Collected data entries
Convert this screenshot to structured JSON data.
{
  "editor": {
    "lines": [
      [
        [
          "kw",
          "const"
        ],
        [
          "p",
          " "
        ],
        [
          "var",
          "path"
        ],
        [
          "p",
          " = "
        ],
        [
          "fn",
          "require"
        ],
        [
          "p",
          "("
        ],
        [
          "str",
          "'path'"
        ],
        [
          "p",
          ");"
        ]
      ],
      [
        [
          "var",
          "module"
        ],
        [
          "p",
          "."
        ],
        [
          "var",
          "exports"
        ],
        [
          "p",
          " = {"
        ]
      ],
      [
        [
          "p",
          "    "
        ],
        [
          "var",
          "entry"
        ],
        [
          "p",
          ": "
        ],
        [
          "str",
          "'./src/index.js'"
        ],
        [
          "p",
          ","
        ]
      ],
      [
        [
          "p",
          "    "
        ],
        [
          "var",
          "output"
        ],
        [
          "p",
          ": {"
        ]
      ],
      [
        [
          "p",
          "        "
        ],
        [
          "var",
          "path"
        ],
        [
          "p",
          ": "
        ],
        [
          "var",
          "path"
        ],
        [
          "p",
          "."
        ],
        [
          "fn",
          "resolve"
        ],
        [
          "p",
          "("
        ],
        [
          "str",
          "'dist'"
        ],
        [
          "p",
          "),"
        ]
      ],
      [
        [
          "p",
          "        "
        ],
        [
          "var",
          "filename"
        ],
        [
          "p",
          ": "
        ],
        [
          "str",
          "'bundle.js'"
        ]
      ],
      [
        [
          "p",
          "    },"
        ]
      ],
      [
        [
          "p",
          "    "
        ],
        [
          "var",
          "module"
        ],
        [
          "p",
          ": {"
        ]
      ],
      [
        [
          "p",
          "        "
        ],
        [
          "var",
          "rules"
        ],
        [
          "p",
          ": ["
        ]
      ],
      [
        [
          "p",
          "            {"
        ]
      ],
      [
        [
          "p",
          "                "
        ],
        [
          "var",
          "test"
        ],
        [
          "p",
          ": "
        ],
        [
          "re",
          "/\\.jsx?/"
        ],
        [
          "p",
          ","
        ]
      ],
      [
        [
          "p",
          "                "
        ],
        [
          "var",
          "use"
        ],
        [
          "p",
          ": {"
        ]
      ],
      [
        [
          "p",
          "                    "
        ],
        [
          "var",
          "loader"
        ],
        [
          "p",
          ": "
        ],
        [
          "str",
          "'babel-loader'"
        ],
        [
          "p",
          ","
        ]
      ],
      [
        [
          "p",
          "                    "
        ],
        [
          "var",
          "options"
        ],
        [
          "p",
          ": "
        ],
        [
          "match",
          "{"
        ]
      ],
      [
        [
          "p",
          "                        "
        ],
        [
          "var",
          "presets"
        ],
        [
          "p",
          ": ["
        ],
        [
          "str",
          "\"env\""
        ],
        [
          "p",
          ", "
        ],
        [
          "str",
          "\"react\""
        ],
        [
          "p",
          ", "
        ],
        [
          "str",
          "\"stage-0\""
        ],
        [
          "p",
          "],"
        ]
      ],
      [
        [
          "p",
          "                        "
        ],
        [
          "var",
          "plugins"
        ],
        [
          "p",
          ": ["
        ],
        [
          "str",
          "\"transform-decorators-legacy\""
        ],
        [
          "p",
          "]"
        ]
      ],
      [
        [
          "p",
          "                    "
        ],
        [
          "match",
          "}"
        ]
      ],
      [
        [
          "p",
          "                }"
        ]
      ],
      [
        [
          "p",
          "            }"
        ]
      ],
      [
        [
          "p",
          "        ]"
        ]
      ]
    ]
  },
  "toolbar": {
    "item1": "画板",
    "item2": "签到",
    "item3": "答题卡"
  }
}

### The exercise
All of the data needs to be reproduced exactly, with no line missing.

### The output
Convert this screenshot to structured JSON data.
{
  "editor": {
    "lines": [
      [
        [
          "kw",
          "const"
        ],
        [
          "p",
          " "
        ],
        [
          "var",
          "path"
        ],
        [
          "p",
          " = "
        ],
        [
          "fn",
          "require"
        ],
        [
          "p",
          "("
        ],
        [
          "str",
          "'path'"
        ],
        [
          "p",
          ");"
        ]
      ],
      [
        [
          "var",
          "module"
        ],
        [
          "p",
          "."
        ],
        [
          "var",
          "exports"
        ],
        [
          "p",
          " = {"
        ]
      ],
      [
        [
          "p",
          "    "
        ],
        [
          "var",
          "entry"
        ],
        [
          "p",
          ": "
        ],
        [
          "str",
          "'./src/index.js'"
        ],
        [
          "p",
          ","
        ]
      ],
      [
        [
          "p",
          "    "
        ],
        [
          "var",
          "output"
        ],
        [
          "p",
          ": {"
        ]
      ],
      [
        [
          "p",
          "        "
        ],
        [
          "var",
          "path"
        ],
        [
          "p",
          ": "
        ],
        [
          "var",
          "path"
        ],
        [
          "p",
          "."
        ],
        [
          "fn",
          "resolve"
        ],
        [
          "p",
          "("
        ],
        [
          "str",
          "'dist'"
        ],
        [
          "p",
          "),"
        ]
      ],
      [
        [
          "p",
          "        "
        ],
        [
          "var",
          "filename"
        ],
        [
          "p",
          ": "
        ],
        [
          "str",
          "'bundle.js'"
        ]
      ],
      [
        [
          "p",
          "    },"
        ]
      ],
      [
        [
          "p",
          "    "
        ],
        [
          "var",
          "module"
        ],
        [
          "p",
          ": {"
        ]
      ],
      [
        [
          "p",
          "        "
        ],
        [
          "var",
          "rules"
        ],
        [
          "p",
          ": ["
        ]
      ],
      [
        [
          "p",
          "            {"
        ]
      ],
      [
        [
          "p",
          "                "
        ],
        [
          "var",
          "test"
        ],
        [
          "p",
          ": "
        ],
        [
          "re",
          "/\\.jsx?/"
        ],
        [
          "p",
          ","
        ]
      ],
      [
        [
          "p",
          "                "
        ],
        [
          "var",
          "use"
        ],
        [
          "p",
          ": {"
        ]
      ],
      [
        [
          "p",
          "                    "
        ],
        [
          "var",
          "loader"
        ],
        [
          "p",
          ": "
        ],
        [
          "str",
          "'babel-loader'"
        ],
        [
          "p",
          ","
        ]
      ],
      [
        [
          "p",
          "                    "
        ],
        [
          "var",
          "options"
        ],
        [
          "p",
          ": "
        ],
        [
          "match",
          "{"
        ]
      ],
      [
        [
          "p",
          "                        "
        ],
        [
          "var",
          "presets"
        ],
        [
          "p",
          ": ["
        ],
        [
          "str",
          "\"env\""
        ],
        [
          "p",
          ", "
        ],
        [
          "str",
          "\"react\""
        ],
        [
          "p",
          ", "
        ],
        [
          "str",
          "\"stage-0\""
        ],
        [
          "p",
          "],"
        ]
      ],
      [
        [
          "p",
          "                        "
        ],
        [
          "var",
          "plugins"
        ],
        [
          "p",
          ": ["
        ],
        [
          "str",
          "\"transform-decorators-legacy\""
        ],
        [
          "p",
          "]"
        ]
      ],
      [
        [
          "p",
          "                    "
        ],
        [
          "match",
          "}"
        ]
      ],
      [
        [
          "p",
          "                }"
        ]
      ],
      [
        [
          "p",
          "            }"
        ]
      ],
      [
        [
          "p",
          "        ]"
        ]
      ]
    ]
  },
  "toolbar": {
    "item1": "画板",
    "item2": "签到",
    "item3": "答题卡"
  }
}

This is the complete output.